Quote the data below in full, minus the images.

-- start --

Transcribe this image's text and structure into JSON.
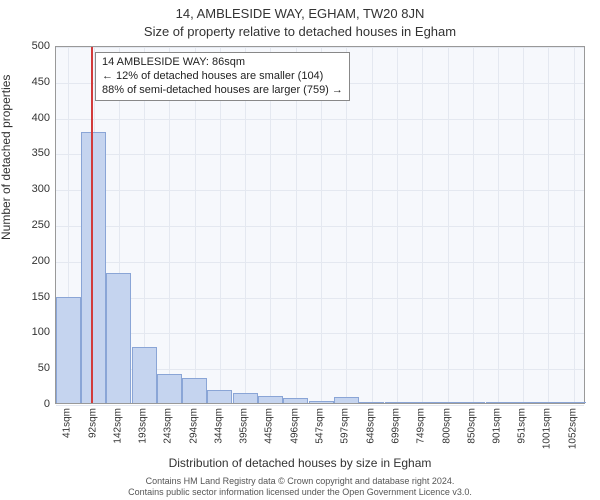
{
  "title": {
    "line1": "14, AMBLESIDE WAY, EGHAM, TW20 8JN",
    "line2": "Size of property relative to detached houses in Egham"
  },
  "axes": {
    "ylabel": "Number of detached properties",
    "xlabel": "Distribution of detached houses by size in Egham"
  },
  "footer": {
    "line1": "Contains HM Land Registry data © Crown copyright and database right 2024.",
    "line2": "Contains public sector information licensed under the Open Government Licence v3.0."
  },
  "annotation": {
    "line1": "14 AMBLESIDE WAY: 86sqm",
    "line2": "← 12% of detached houses are smaller (104)",
    "line3": "88% of semi-detached houses are larger (759) →"
  },
  "chart": {
    "type": "bar",
    "plot_background": "#f6f8fc",
    "grid_color": "#e4e8f0",
    "axis_color": "#999999",
    "bar_fill": "#c5d4ef",
    "bar_border": "#8aa5d6",
    "marker_color": "#d23b3b",
    "marker_x": 86,
    "ylim": [
      0,
      500
    ],
    "ytick_step": 50,
    "xlim": [
      16,
      1077
    ],
    "bar_width_sqm": 50,
    "xticks": [
      41,
      92,
      142,
      193,
      243,
      294,
      344,
      395,
      445,
      496,
      547,
      597,
      648,
      699,
      749,
      800,
      850,
      901,
      951,
      1001,
      1052
    ],
    "xtick_suffix": "sqm",
    "bars": [
      {
        "x": 41,
        "value": 148
      },
      {
        "x": 92,
        "value": 378
      },
      {
        "x": 142,
        "value": 182
      },
      {
        "x": 193,
        "value": 78
      },
      {
        "x": 243,
        "value": 40
      },
      {
        "x": 294,
        "value": 35
      },
      {
        "x": 344,
        "value": 18
      },
      {
        "x": 395,
        "value": 14
      },
      {
        "x": 445,
        "value": 10
      },
      {
        "x": 496,
        "value": 7
      },
      {
        "x": 547,
        "value": 3
      },
      {
        "x": 597,
        "value": 8
      },
      {
        "x": 648,
        "value": 2
      },
      {
        "x": 699,
        "value": 1
      },
      {
        "x": 749,
        "value": 2
      },
      {
        "x": 800,
        "value": 1
      },
      {
        "x": 850,
        "value": 0
      },
      {
        "x": 901,
        "value": 1
      },
      {
        "x": 951,
        "value": 0
      },
      {
        "x": 1001,
        "value": 1
      },
      {
        "x": 1052,
        "value": 1
      }
    ],
    "title_fontsize": 13,
    "label_fontsize": 12,
    "tick_fontsize": 11
  }
}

-- end --

### Full answer
Transcribe this image's text and structure into JSON.
{
  "title": {
    "line1": "14, AMBLESIDE WAY, EGHAM, TW20 8JN",
    "line2": "Size of property relative to detached houses in Egham"
  },
  "axes": {
    "ylabel": "Number of detached properties",
    "xlabel": "Distribution of detached houses by size in Egham"
  },
  "footer": {
    "line1": "Contains HM Land Registry data © Crown copyright and database right 2024.",
    "line2": "Contains public sector information licensed under the Open Government Licence v3.0."
  },
  "annotation": {
    "line1": "14 AMBLESIDE WAY: 86sqm",
    "line2": "← 12% of detached houses are smaller (104)",
    "line3": "88% of semi-detached houses are larger (759) →"
  },
  "chart": {
    "type": "bar",
    "plot_background": "#f6f8fc",
    "grid_color": "#e4e8f0",
    "axis_color": "#999999",
    "bar_fill": "#c5d4ef",
    "bar_border": "#8aa5d6",
    "marker_color": "#d23b3b",
    "marker_x": 86,
    "ylim": [
      0,
      500
    ],
    "ytick_step": 50,
    "xlim": [
      16,
      1077
    ],
    "bar_width_sqm": 50,
    "xticks": [
      41,
      92,
      142,
      193,
      243,
      294,
      344,
      395,
      445,
      496,
      547,
      597,
      648,
      699,
      749,
      800,
      850,
      901,
      951,
      1001,
      1052
    ],
    "xtick_suffix": "sqm",
    "bars": [
      {
        "x": 41,
        "value": 148
      },
      {
        "x": 92,
        "value": 378
      },
      {
        "x": 142,
        "value": 182
      },
      {
        "x": 193,
        "value": 78
      },
      {
        "x": 243,
        "value": 40
      },
      {
        "x": 294,
        "value": 35
      },
      {
        "x": 344,
        "value": 18
      },
      {
        "x": 395,
        "value": 14
      },
      {
        "x": 445,
        "value": 10
      },
      {
        "x": 496,
        "value": 7
      },
      {
        "x": 547,
        "value": 3
      },
      {
        "x": 597,
        "value": 8
      },
      {
        "x": 648,
        "value": 2
      },
      {
        "x": 699,
        "value": 1
      },
      {
        "x": 749,
        "value": 2
      },
      {
        "x": 800,
        "value": 1
      },
      {
        "x": 850,
        "value": 0
      },
      {
        "x": 901,
        "value": 1
      },
      {
        "x": 951,
        "value": 0
      },
      {
        "x": 1001,
        "value": 1
      },
      {
        "x": 1052,
        "value": 1
      }
    ],
    "title_fontsize": 13,
    "label_fontsize": 12,
    "tick_fontsize": 11
  }
}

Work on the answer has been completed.